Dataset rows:
*****

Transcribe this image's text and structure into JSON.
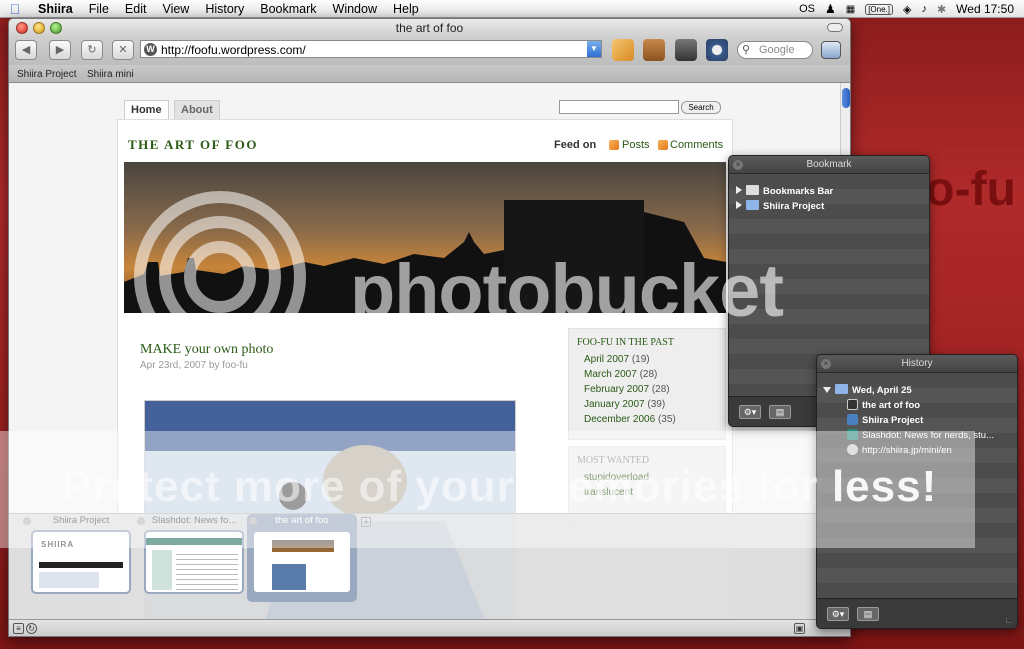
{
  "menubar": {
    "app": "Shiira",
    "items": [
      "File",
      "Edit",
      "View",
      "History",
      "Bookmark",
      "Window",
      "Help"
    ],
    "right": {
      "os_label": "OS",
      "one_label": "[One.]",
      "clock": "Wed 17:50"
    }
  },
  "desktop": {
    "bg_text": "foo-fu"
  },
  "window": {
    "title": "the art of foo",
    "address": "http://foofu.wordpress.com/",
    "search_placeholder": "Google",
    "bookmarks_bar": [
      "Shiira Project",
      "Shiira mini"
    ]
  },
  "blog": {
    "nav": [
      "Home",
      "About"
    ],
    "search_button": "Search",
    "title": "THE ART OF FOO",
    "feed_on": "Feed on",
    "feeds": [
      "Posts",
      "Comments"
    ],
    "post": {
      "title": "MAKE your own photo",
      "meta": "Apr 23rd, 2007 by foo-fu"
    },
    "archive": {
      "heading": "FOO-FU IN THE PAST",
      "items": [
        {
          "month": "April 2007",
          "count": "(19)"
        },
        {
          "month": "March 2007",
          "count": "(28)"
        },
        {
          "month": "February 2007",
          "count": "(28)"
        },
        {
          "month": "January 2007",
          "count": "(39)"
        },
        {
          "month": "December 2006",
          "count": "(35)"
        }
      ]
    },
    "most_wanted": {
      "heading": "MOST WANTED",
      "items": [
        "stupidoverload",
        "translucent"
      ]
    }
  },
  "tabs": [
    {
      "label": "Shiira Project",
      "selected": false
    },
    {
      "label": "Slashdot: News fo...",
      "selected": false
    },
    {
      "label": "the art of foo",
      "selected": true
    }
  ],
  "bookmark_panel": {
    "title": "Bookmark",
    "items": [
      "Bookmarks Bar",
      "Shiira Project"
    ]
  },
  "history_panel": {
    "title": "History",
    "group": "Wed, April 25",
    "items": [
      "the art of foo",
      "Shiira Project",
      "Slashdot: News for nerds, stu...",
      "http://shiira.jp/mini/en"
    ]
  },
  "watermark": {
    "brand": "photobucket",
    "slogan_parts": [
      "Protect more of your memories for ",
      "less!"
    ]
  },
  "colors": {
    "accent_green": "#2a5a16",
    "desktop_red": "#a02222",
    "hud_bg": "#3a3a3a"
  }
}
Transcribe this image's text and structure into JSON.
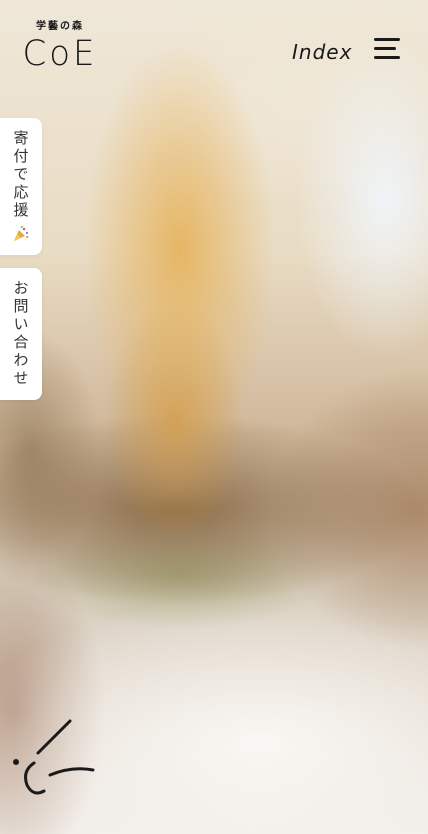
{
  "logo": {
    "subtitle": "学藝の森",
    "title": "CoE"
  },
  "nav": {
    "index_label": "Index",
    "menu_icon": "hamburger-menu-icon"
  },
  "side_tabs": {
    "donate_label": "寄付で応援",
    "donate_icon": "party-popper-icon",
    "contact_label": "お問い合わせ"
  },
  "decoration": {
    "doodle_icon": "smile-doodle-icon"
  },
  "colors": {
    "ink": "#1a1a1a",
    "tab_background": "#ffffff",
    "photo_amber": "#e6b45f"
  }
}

*****

Objective:
Copy each line above precisely, dropping the pictures.

Answer in full:
Transcribe this image's text and structure into JSON.
{
  "menubar": {
    "app": "Shiira",
    "items": [
      "File",
      "Edit",
      "View",
      "History",
      "Bookmark",
      "Window",
      "Help"
    ],
    "right": {
      "os_label": "OS",
      "one_label": "[One.]",
      "clock": "Wed 17:50"
    }
  },
  "desktop": {
    "bg_text": "foo-fu"
  },
  "window": {
    "title": "the art of foo",
    "address": "http://foofu.wordpress.com/",
    "search_placeholder": "Google",
    "bookmarks_bar": [
      "Shiira Project",
      "Shiira mini"
    ]
  },
  "blog": {
    "nav": [
      "Home",
      "About"
    ],
    "search_button": "Search",
    "title": "THE ART OF FOO",
    "feed_on": "Feed on",
    "feeds": [
      "Posts",
      "Comments"
    ],
    "post": {
      "title": "MAKE your own photo",
      "meta": "Apr 23rd, 2007 by foo-fu"
    },
    "archive": {
      "heading": "FOO-FU IN THE PAST",
      "items": [
        {
          "month": "April 2007",
          "count": "(19)"
        },
        {
          "month": "March 2007",
          "count": "(28)"
        },
        {
          "month": "February 2007",
          "count": "(28)"
        },
        {
          "month": "January 2007",
          "count": "(39)"
        },
        {
          "month": "December 2006",
          "count": "(35)"
        }
      ]
    },
    "most_wanted": {
      "heading": "MOST WANTED",
      "items": [
        "stupidoverload",
        "translucent"
      ]
    }
  },
  "tabs": [
    {
      "label": "Shiira Project",
      "selected": false
    },
    {
      "label": "Slashdot: News fo...",
      "selected": false
    },
    {
      "label": "the art of foo",
      "selected": true
    }
  ],
  "bookmark_panel": {
    "title": "Bookmark",
    "items": [
      "Bookmarks Bar",
      "Shiira Project"
    ]
  },
  "history_panel": {
    "title": "History",
    "group": "Wed, April 25",
    "items": [
      "the art of foo",
      "Shiira Project",
      "Slashdot: News for nerds, stu...",
      "http://shiira.jp/mini/en"
    ]
  },
  "watermark": {
    "brand": "photobucket",
    "slogan_parts": [
      "Protect more of your memories for ",
      "less!"
    ]
  },
  "colors": {
    "accent_green": "#2a5a16",
    "desktop_red": "#a02222",
    "hud_bg": "#3a3a3a"
  }
}
Transcribe this image's text and structure into JSON.
{
  "logo": {
    "subtitle": "学藝の森",
    "title": "CoE"
  },
  "nav": {
    "index_label": "Index",
    "menu_icon": "hamburger-menu-icon"
  },
  "side_tabs": {
    "donate_label": "寄付で応援",
    "donate_icon": "party-popper-icon",
    "contact_label": "お問い合わせ"
  },
  "decoration": {
    "doodle_icon": "smile-doodle-icon"
  },
  "colors": {
    "ink": "#1a1a1a",
    "tab_background": "#ffffff",
    "photo_amber": "#e6b45f"
  }
}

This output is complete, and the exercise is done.